Exercise task:
Go through the listing below and gather every line with the word "sweden".

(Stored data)
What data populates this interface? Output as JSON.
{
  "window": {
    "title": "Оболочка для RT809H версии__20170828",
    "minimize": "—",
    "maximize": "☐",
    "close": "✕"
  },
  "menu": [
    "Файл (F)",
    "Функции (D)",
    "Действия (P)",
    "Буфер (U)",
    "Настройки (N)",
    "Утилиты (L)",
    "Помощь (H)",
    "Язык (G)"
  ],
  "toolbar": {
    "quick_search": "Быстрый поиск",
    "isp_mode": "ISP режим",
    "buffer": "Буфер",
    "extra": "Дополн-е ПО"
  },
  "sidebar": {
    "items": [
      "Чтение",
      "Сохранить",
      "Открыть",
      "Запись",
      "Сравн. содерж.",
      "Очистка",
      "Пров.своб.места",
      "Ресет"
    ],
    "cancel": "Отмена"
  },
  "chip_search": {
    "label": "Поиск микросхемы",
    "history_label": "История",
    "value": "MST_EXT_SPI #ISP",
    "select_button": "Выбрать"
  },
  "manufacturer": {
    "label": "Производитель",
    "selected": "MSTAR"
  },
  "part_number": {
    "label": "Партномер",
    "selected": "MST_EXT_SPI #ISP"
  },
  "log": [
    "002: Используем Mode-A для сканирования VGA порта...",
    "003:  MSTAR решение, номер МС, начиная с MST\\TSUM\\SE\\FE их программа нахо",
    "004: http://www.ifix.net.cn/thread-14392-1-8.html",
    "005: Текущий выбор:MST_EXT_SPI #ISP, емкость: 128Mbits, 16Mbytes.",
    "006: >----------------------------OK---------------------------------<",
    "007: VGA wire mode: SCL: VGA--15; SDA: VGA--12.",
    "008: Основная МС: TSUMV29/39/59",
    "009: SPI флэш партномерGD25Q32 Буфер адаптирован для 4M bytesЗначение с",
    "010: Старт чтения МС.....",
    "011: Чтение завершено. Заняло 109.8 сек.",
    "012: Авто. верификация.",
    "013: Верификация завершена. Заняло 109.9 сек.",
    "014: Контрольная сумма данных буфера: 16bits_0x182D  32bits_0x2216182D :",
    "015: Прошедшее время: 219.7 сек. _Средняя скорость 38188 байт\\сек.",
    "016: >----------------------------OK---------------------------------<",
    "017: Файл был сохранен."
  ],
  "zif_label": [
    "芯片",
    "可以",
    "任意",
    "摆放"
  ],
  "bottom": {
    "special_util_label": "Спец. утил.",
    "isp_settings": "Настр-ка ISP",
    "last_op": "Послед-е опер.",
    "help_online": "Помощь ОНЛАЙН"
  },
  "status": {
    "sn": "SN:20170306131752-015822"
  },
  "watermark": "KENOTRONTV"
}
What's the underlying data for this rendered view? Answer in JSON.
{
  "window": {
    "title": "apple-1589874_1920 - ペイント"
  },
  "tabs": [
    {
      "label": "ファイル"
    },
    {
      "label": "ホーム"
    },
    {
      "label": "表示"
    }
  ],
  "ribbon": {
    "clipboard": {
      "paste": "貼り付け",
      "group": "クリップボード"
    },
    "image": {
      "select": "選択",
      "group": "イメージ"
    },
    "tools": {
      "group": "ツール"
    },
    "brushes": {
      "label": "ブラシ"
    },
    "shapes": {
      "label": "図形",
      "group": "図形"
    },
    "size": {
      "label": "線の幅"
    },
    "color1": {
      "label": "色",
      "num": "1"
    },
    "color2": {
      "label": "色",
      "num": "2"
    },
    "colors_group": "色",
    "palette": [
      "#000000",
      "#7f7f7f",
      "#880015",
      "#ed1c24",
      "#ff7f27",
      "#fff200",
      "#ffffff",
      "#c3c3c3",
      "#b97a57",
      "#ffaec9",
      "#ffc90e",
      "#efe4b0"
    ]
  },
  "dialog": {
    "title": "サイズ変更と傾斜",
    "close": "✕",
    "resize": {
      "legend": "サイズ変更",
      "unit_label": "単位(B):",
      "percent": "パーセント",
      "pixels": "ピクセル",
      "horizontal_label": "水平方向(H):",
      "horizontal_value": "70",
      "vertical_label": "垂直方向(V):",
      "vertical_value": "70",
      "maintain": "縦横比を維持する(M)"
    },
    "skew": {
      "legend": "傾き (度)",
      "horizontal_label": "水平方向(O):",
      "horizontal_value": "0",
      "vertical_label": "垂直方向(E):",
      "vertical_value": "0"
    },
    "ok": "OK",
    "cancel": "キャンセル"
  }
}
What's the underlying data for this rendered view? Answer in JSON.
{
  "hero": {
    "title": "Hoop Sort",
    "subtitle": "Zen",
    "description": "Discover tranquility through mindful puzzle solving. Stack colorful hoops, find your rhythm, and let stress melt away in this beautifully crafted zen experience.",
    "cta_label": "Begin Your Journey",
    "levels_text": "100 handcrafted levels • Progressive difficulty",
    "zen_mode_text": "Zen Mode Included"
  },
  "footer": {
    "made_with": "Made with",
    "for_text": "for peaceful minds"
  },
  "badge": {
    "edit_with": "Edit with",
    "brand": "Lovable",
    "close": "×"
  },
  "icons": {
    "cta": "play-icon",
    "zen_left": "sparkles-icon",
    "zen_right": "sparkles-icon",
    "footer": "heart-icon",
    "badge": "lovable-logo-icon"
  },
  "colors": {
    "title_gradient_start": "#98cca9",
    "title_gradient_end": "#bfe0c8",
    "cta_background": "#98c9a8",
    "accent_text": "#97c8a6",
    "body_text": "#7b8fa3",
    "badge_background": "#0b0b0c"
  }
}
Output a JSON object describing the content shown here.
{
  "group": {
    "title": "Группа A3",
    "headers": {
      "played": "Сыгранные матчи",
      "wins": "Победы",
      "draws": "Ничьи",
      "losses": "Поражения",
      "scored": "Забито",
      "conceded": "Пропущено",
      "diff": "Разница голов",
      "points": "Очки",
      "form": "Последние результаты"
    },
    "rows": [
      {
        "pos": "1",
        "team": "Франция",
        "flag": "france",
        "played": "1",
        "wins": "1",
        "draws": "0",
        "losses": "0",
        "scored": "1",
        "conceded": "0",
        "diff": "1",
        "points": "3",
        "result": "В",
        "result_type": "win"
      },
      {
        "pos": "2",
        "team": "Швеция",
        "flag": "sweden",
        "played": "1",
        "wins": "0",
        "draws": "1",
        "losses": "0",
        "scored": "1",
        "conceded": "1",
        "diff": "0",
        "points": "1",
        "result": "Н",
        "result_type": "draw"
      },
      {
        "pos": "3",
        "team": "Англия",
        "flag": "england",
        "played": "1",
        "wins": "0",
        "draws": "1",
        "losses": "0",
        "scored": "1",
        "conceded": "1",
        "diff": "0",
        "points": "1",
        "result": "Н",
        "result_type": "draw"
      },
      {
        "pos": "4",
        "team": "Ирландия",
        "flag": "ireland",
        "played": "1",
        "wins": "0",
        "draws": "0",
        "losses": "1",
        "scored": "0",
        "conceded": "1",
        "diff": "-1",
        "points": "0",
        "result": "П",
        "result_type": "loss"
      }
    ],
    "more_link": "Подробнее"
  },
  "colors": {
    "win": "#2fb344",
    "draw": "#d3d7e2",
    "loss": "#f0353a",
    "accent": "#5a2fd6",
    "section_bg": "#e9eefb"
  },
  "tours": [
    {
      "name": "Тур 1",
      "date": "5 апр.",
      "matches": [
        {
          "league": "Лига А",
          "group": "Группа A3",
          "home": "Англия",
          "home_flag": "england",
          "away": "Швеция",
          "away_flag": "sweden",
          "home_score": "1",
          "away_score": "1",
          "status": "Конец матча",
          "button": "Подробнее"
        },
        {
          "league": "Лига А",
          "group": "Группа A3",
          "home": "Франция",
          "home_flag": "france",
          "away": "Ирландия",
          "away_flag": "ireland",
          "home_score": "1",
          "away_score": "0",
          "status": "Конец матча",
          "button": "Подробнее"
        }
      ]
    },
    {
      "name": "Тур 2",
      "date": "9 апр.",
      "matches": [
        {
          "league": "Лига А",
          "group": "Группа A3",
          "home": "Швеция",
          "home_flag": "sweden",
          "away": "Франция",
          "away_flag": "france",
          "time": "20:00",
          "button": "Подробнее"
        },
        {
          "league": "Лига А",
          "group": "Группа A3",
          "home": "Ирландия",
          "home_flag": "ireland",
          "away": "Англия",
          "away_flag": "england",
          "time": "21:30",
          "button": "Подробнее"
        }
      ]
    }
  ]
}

The completed task:
        "flag": "sweden",
          "away_flag": "sweden",
          "home_flag": "sweden",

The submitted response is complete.